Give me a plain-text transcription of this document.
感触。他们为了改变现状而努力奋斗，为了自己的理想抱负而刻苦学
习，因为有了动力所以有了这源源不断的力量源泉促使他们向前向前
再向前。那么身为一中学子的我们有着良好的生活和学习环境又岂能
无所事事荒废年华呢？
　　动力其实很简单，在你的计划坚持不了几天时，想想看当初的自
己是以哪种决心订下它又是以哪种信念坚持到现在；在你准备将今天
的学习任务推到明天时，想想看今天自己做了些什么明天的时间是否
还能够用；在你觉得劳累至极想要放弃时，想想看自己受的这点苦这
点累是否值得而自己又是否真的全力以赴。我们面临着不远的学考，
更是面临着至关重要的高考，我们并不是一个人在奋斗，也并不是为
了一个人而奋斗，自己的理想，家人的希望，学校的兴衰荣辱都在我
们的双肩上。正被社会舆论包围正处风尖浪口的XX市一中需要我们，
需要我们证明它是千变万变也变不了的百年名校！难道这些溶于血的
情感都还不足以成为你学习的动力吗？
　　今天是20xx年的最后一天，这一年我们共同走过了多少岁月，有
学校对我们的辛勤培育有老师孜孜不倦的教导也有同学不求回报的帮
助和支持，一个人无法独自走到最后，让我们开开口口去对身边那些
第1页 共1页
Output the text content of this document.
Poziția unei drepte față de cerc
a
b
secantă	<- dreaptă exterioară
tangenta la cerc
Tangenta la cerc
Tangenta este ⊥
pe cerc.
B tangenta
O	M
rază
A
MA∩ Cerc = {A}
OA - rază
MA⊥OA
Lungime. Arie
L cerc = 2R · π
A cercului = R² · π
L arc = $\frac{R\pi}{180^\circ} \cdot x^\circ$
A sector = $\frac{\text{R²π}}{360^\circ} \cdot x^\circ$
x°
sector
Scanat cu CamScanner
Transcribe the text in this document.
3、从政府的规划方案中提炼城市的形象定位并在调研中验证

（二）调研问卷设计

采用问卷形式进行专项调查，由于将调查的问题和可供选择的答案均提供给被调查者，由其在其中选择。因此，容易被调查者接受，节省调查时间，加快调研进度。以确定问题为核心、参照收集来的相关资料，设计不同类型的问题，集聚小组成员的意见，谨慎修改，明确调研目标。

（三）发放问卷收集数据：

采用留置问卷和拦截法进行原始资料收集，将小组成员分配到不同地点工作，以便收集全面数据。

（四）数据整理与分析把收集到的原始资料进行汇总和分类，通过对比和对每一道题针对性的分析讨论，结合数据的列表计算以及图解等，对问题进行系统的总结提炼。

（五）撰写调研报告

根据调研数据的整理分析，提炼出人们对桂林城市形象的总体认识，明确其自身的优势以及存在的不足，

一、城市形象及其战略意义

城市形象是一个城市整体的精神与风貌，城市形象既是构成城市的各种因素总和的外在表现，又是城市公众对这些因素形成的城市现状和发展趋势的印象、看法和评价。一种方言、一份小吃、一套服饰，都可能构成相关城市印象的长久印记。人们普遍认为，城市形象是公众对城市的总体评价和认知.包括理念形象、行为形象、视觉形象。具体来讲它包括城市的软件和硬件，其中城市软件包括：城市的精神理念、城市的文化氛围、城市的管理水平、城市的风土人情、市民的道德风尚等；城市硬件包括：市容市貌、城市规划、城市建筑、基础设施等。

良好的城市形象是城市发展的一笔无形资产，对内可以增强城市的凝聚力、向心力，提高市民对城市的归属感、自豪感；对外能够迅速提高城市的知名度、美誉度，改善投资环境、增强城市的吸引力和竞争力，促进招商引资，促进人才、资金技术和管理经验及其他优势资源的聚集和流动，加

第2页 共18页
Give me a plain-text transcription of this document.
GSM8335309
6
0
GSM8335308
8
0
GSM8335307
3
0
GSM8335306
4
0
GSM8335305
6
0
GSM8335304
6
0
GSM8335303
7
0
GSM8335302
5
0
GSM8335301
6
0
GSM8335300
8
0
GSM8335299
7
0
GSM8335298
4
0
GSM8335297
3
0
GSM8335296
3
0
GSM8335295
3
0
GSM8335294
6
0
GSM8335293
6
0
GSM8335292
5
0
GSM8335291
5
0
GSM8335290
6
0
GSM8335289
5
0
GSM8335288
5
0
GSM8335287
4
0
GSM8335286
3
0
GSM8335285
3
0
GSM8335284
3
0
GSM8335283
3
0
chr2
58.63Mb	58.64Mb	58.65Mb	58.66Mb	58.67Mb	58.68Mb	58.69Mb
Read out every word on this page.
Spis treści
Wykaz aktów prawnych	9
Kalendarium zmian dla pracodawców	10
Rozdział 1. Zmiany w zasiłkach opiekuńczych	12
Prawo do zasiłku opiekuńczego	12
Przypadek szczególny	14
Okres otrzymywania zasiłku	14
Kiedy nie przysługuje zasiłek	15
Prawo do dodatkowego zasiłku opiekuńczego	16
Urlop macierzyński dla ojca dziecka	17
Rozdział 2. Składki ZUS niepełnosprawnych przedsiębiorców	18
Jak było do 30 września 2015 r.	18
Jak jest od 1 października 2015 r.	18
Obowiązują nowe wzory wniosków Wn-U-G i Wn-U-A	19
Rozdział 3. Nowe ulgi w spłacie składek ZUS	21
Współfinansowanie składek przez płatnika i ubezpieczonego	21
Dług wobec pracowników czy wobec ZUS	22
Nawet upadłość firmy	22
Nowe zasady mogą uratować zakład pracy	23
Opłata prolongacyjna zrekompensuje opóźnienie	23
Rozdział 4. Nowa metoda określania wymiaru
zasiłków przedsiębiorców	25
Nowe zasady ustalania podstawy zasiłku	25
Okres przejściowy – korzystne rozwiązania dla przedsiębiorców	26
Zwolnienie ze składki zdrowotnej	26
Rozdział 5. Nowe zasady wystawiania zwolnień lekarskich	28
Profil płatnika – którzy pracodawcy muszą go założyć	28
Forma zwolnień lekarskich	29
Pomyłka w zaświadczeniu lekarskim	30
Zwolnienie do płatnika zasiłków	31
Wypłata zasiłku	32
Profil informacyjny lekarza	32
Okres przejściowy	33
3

..........

- REQUIRED WORK
Count the lines above in which the word "this" appears, then state only that count.

- RESPONSE BELOW
5